Text provided ::
------------------------------------------------------------------------
# Other water hose???



## 98794 (Apr 20, 2006)

I have a 98 starline 640 with the water tank at one end of the table. Looking at the access hatches the other day because of supply problems I noticed that the round hatch which the hoses and the power cables go through has two hoses but only one goes to the pump!! the other goes to nowt ! what is this for and should anything be attached tankside??
Guerrrero


----------



## 101600 (Oct 30, 2006)

it is probably the vent for the tank to allow water to enter it, the air needs to be removed form the tanks for the water to replace it (do you have a hose connection on the out side for filling up?) more experts will be along shortly.


----------



## 98794 (Apr 20, 2006)

Hmmm
Thanks for that but I dont think it is a vent (but I may be wrong) as it must vent when filled when the filler cap is removed, and as this is at the top of the tank and not the side I dont think its an overflow?. The tank side (inside) has a threaded protrusion but nothing attached, just looks as though it should have and its missing something.
Guerrero


----------



## 101600 (Oct 30, 2006)

I am supprised no one has relpied with a answer yet but i am sure it is for venting air when you use a put a hose connector on the water filler cap i.e. a hose lock type.

It mat have been for something else but i cannot think what if your pump is connected and its all working.


----------
------------------------------------------------------------------------
Entries shown ::
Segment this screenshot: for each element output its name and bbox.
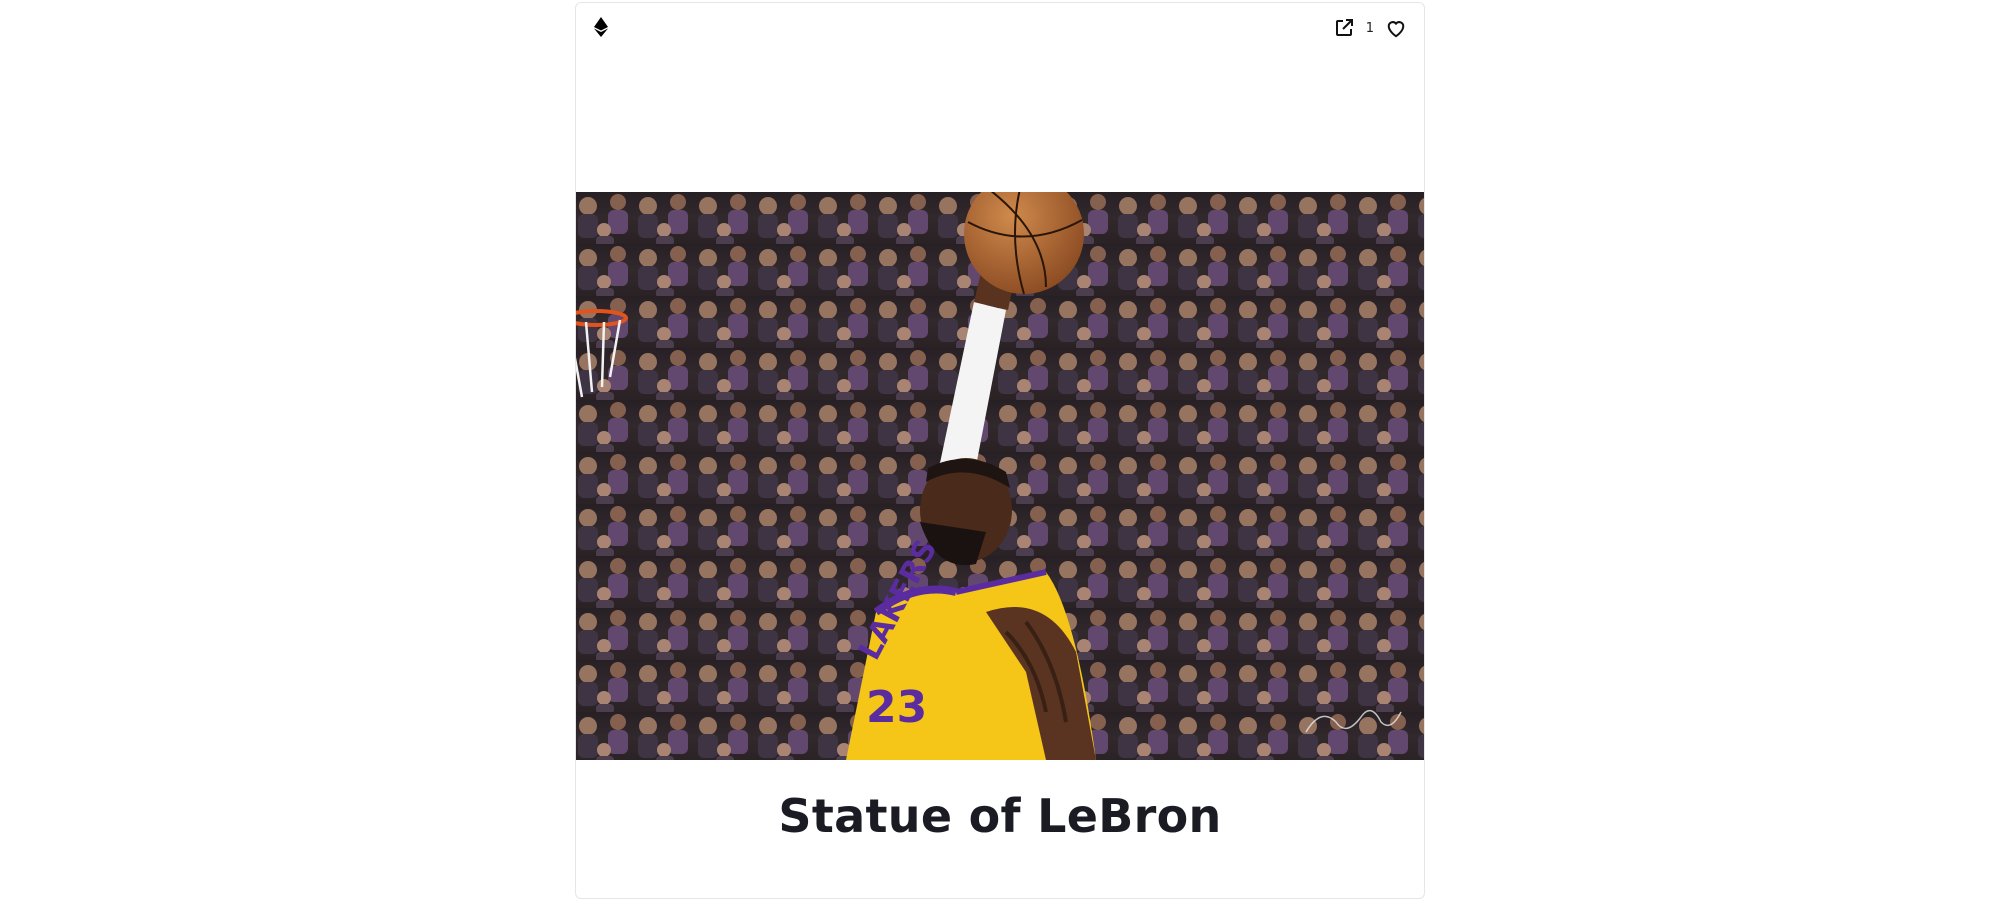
ethereum-icon <box>593 16 609 38</box>
nft-image[interactable]: LAKERS 23 <box>576 192 1424 760</box>
card-actions: 1 <box>1332 15 1408 41</box>
heart-icon[interactable] <box>1384 16 1408 40</box>
nft-card[interactable]: 1 LAKERS 23 Statue of LeBron <box>575 2 1425 899</box>
nft-image-graphic: LAKERS 23 <box>576 192 1424 760</box>
card-header: 1 <box>576 3 1424 51</box>
nft-title: Statue of LeBron <box>778 789 1222 843</box>
svg-text:23: 23 <box>866 682 927 733</box>
like-count: 1 <box>1365 20 1374 36</box>
external-link-icon[interactable] <box>1332 16 1356 40</box>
------------------------------------------------------------------------
Aim 1 :: From the forum thread about the extra water hose, quote the passage from "# Other water" up to and including "be attached tankside??".
Aim 2 :: In order, list the heading of each post in the forum thread about the extra water hose, with its number and date.

Worked answer 1 ::
# Other water hose???



## 98794 (Apr 20, 2006)

I have a 98 starline 640 with the water tank at one end of the table. Looking at the access hatches the other day because of supply problems I noticed that the round hatch which the hoses and the power cables go through has two hoses but only one goes to the pump!! the other goes to nowt ! what is this for and should anything be attached tankside??

Worked answer 2 ::
98794 (Apr 20, 2006)
101600 (Oct 30, 2006)
98794 (Apr 20, 2006)
101600 (Oct 30, 2006)